>>>>>

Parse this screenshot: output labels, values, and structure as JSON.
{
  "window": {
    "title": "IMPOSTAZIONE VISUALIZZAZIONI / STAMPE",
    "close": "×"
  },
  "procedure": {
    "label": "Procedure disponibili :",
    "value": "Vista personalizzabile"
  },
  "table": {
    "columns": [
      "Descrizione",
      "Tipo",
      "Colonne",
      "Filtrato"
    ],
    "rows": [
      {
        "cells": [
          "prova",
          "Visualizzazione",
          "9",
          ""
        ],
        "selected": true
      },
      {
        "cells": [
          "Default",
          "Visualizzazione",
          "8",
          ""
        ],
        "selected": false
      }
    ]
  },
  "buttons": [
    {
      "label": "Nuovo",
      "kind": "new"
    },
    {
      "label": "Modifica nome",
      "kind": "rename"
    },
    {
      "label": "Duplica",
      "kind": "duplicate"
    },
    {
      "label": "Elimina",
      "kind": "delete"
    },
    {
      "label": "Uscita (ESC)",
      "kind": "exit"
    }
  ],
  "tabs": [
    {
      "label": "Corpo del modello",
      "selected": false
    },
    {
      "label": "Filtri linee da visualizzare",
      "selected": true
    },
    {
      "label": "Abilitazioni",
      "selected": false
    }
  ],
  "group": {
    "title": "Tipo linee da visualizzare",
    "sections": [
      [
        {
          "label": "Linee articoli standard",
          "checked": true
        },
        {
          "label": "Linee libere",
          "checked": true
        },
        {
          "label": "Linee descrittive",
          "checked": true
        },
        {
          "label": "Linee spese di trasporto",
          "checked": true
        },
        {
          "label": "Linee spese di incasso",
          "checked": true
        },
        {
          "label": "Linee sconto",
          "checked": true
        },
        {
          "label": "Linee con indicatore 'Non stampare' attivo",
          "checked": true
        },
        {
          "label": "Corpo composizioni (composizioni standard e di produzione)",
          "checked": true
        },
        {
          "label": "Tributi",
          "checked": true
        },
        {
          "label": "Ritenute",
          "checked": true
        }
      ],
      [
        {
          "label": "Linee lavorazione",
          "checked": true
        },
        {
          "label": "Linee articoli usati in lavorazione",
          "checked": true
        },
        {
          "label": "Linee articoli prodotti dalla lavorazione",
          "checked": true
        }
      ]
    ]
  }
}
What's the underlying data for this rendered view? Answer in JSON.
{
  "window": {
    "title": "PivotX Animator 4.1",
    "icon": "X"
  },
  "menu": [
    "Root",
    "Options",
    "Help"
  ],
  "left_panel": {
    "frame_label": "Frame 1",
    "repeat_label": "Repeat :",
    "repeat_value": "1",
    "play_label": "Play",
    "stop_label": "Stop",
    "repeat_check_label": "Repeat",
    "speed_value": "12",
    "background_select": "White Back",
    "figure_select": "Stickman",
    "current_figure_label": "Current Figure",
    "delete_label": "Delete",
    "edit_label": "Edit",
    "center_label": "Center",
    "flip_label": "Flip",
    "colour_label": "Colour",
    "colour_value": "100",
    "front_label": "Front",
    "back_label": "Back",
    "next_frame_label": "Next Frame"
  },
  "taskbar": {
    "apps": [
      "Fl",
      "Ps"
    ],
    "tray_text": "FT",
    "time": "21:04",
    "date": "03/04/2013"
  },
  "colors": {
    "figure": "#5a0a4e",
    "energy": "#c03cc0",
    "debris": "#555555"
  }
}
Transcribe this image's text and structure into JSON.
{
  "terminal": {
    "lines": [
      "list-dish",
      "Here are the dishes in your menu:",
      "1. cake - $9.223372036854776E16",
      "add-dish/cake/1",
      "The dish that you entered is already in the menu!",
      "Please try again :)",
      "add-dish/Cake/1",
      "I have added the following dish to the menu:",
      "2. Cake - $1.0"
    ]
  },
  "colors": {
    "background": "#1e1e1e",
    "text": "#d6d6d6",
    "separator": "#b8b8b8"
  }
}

<<<<<

→ **Aim**
Each entry must be reproduced verbatim.

→ **Solution to the problem**
Parse this screenshot: output labels, values, and structure as JSON.
{
  "window": {
    "title": "IMPOSTAZIONE VISUALIZZAZIONI / STAMPE",
    "close": "×"
  },
  "procedure": {
    "label": "Procedure disponibili :",
    "value": "Vista personalizzabile"
  },
  "table": {
    "columns": [
      "Descrizione",
      "Tipo",
      "Colonne",
      "Filtrato"
    ],
    "rows": [
      {
        "cells": [
          "prova",
          "Visualizzazione",
          "9",
          ""
        ],
        "selected": true
      },
      {
        "cells": [
          "Default",
          "Visualizzazione",
          "8",
          ""
        ],
        "selected": false
      }
    ]
  },
  "buttons": [
    {
      "label": "Nuovo",
      "kind": "new"
    },
    {
      "label": "Modifica nome",
      "kind": "rename"
    },
    {
      "label": "Duplica",
      "kind": "duplicate"
    },
    {
      "label": "Elimina",
      "kind": "delete"
    },
    {
      "label": "Uscita (ESC)",
      "kind": "exit"
    }
  ],
  "tabs": [
    {
      "label": "Corpo del modello",
      "selected": false
    },
    {
      "label": "Filtri linee da visualizzare",
      "selected": true
    },
    {
      "label": "Abilitazioni",
      "selected": false
    }
  ],
  "group": {
    "title": "Tipo linee da visualizzare",
    "sections": [
      [
        {
          "label": "Linee articoli standard",
          "checked": true
        },
        {
          "label": "Linee libere",
          "checked": true
        },
        {
          "label": "Linee descrittive",
          "checked": true
        },
        {
          "label": "Linee spese di trasporto",
          "checked": true
        },
        {
          "label": "Linee spese di incasso",
          "checked": true
        },
        {
          "label": "Linee sconto",
          "checked": true
        },
        {
          "label": "Linee con indicatore 'Non stampare' attivo",
          "checked": true
        },
        {
          "label": "Corpo composizioni (composizioni standard e di produzione)",
          "checked": true
        },
        {
          "label": "Tributi",
          "checked": true
        },
        {
          "label": "Ritenute",
          "checked": true
        }
      ],
      [
        {
          "label": "Linee lavorazione",
          "checked": true
        },
        {
          "label": "Linee articoli usati in lavorazione",
          "checked": true
        },
        {
          "label": "Linee articoli prodotti dalla lavorazione",
          "checked": true
        }
      ]
    ]
  }
}
What's the underlying data for this rendered view? Answer in JSON.
{
  "window": {
    "title": "PivotX Animator 4.1",
    "icon": "X"
  },
  "menu": [
    "Root",
    "Options",
    "Help"
  ],
  "left_panel": {
    "frame_label": "Frame 1",
    "repeat_label": "Repeat :",
    "repeat_value": "1",
    "play_label": "Play",
    "stop_label": "Stop",
    "repeat_check_label": "Repeat",
    "speed_value": "12",
    "background_select": "White Back",
    "figure_select": "Stickman",
    "current_figure_label": "Current Figure",
    "delete_label": "Delete",
    "edit_label": "Edit",
    "center_label": "Center",
    "flip_label": "Flip",
    "colour_label": "Colour",
    "colour_value": "100",
    "front_label": "Front",
    "back_label": "Back",
    "next_frame_label": "Next Frame"
  },
  "taskbar": {
    "apps": [
      "Fl",
      "Ps"
    ],
    "tray_text": "FT",
    "time": "21:04",
    "date": "03/04/2013"
  },
  "colors": {
    "figure": "#5a0a4e",
    "energy": "#c03cc0",
    "debris": "#555555"
  }
}
Transcribe this image's text and structure into JSON.
{
  "terminal": {
    "lines": [
      "list-dish",
      "Here are the dishes in your menu:",
      "1. cake - $9.223372036854776E16",
      "add-dish/cake/1",
      "The dish that you entered is already in the menu!",
      "Please try again :)",
      "add-dish/Cake/1",
      "I have added the following dish to the menu:",
      "2. Cake - $1.0"
    ]
  },
  "colors": {
    "background": "#1e1e1e",
    "text": "#d6d6d6",
    "separator": "#b8b8b8"
  }
}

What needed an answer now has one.